Extracted data entries:
----

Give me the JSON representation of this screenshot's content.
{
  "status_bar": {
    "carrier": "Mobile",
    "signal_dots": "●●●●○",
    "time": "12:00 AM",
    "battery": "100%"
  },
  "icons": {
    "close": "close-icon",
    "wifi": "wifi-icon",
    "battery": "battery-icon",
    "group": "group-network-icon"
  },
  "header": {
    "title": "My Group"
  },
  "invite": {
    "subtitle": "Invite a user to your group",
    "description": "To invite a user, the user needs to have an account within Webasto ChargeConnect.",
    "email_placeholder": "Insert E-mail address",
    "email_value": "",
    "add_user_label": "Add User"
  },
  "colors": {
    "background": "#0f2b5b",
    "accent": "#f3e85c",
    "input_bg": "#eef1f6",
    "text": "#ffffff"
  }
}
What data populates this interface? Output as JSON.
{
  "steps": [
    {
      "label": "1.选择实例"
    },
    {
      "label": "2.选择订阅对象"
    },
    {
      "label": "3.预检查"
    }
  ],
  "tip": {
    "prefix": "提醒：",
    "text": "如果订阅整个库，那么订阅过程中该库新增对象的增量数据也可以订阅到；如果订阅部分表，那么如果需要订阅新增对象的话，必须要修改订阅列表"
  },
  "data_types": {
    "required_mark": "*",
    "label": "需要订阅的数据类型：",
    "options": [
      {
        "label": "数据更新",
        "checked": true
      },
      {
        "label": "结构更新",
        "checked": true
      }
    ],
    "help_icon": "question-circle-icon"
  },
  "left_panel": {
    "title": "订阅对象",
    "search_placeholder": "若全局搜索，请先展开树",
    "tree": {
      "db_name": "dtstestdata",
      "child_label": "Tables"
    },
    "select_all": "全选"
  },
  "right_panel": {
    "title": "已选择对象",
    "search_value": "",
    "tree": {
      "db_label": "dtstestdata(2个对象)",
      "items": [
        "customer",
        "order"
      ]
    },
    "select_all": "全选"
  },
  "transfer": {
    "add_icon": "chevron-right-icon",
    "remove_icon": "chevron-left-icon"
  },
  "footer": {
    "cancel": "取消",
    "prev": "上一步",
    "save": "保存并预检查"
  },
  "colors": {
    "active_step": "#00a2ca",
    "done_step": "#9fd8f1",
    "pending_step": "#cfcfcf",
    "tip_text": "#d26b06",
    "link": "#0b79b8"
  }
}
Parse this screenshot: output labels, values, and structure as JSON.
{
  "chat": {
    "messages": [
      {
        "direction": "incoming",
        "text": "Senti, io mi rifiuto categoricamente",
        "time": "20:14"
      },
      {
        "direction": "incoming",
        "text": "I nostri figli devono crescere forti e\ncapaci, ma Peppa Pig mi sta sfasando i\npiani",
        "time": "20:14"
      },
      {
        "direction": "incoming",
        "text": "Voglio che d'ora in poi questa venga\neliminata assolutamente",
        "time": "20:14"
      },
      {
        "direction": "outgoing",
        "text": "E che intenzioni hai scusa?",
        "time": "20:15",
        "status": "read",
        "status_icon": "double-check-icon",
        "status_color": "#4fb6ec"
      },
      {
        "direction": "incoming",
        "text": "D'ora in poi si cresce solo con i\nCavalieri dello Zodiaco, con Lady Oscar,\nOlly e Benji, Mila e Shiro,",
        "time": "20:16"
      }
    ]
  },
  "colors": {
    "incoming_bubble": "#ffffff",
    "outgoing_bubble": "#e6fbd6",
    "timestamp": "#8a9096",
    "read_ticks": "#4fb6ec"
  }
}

----

● WRITTEN PROBLEM
Your task is to repeat every entry exactly.

● FULL RESPONSE
Give me the JSON representation of this screenshot's content.
{
  "status_bar": {
    "carrier": "Mobile",
    "signal_dots": "●●●●○",
    "time": "12:00 AM",
    "battery": "100%"
  },
  "icons": {
    "close": "close-icon",
    "wifi": "wifi-icon",
    "battery": "battery-icon",
    "group": "group-network-icon"
  },
  "header": {
    "title": "My Group"
  },
  "invite": {
    "subtitle": "Invite a user to your group",
    "description": "To invite a user, the user needs to have an account within Webasto ChargeConnect.",
    "email_placeholder": "Insert E-mail address",
    "email_value": "",
    "add_user_label": "Add User"
  },
  "colors": {
    "background": "#0f2b5b",
    "accent": "#f3e85c",
    "input_bg": "#eef1f6",
    "text": "#ffffff"
  }
}
What data populates this interface? Output as JSON.
{
  "steps": [
    {
      "label": "1.选择实例"
    },
    {
      "label": "2.选择订阅对象"
    },
    {
      "label": "3.预检查"
    }
  ],
  "tip": {
    "prefix": "提醒：",
    "text": "如果订阅整个库，那么订阅过程中该库新增对象的增量数据也可以订阅到；如果订阅部分表，那么如果需要订阅新增对象的话，必须要修改订阅列表"
  },
  "data_types": {
    "required_mark": "*",
    "label": "需要订阅的数据类型：",
    "options": [
      {
        "label": "数据更新",
        "checked": true
      },
      {
        "label": "结构更新",
        "checked": true
      }
    ],
    "help_icon": "question-circle-icon"
  },
  "left_panel": {
    "title": "订阅对象",
    "search_placeholder": "若全局搜索，请先展开树",
    "tree": {
      "db_name": "dtstestdata",
      "child_label": "Tables"
    },
    "select_all": "全选"
  },
  "right_panel": {
    "title": "已选择对象",
    "search_value": "",
    "tree": {
      "db_label": "dtstestdata(2个对象)",
      "items": [
        "customer",
        "order"
      ]
    },
    "select_all": "全选"
  },
  "transfer": {
    "add_icon": "chevron-right-icon",
    "remove_icon": "chevron-left-icon"
  },
  "footer": {
    "cancel": "取消",
    "prev": "上一步",
    "save": "保存并预检查"
  },
  "colors": {
    "active_step": "#00a2ca",
    "done_step": "#9fd8f1",
    "pending_step": "#cfcfcf",
    "tip_text": "#d26b06",
    "link": "#0b79b8"
  }
}
Parse this screenshot: output labels, values, and structure as JSON.
{
  "chat": {
    "messages": [
      {
        "direction": "incoming",
        "text": "Senti, io mi rifiuto categoricamente",
        "time": "20:14"
      },
      {
        "direction": "incoming",
        "text": "I nostri figli devono crescere forti e\ncapaci, ma Peppa Pig mi sta sfasando i\npiani",
        "time": "20:14"
      },
      {
        "direction": "incoming",
        "text": "Voglio che d'ora in poi questa venga\neliminata assolutamente",
        "time": "20:14"
      },
      {
        "direction": "outgoing",
        "text": "E che intenzioni hai scusa?",
        "time": "20:15",
        "status": "read",
        "status_icon": "double-check-icon",
        "status_color": "#4fb6ec"
      },
      {
        "direction": "incoming",
        "text": "D'ora in poi si cresce solo con i\nCavalieri dello Zodiaco, con Lady Oscar,\nOlly e Benji, Mila e Shiro,",
        "time": "20:16"
      }
    ]
  },
  "colors": {
    "incoming_bubble": "#ffffff",
    "outgoing_bubble": "#e6fbd6",
    "timestamp": "#8a9096",
    "read_ticks": "#4fb6ec"
  }
}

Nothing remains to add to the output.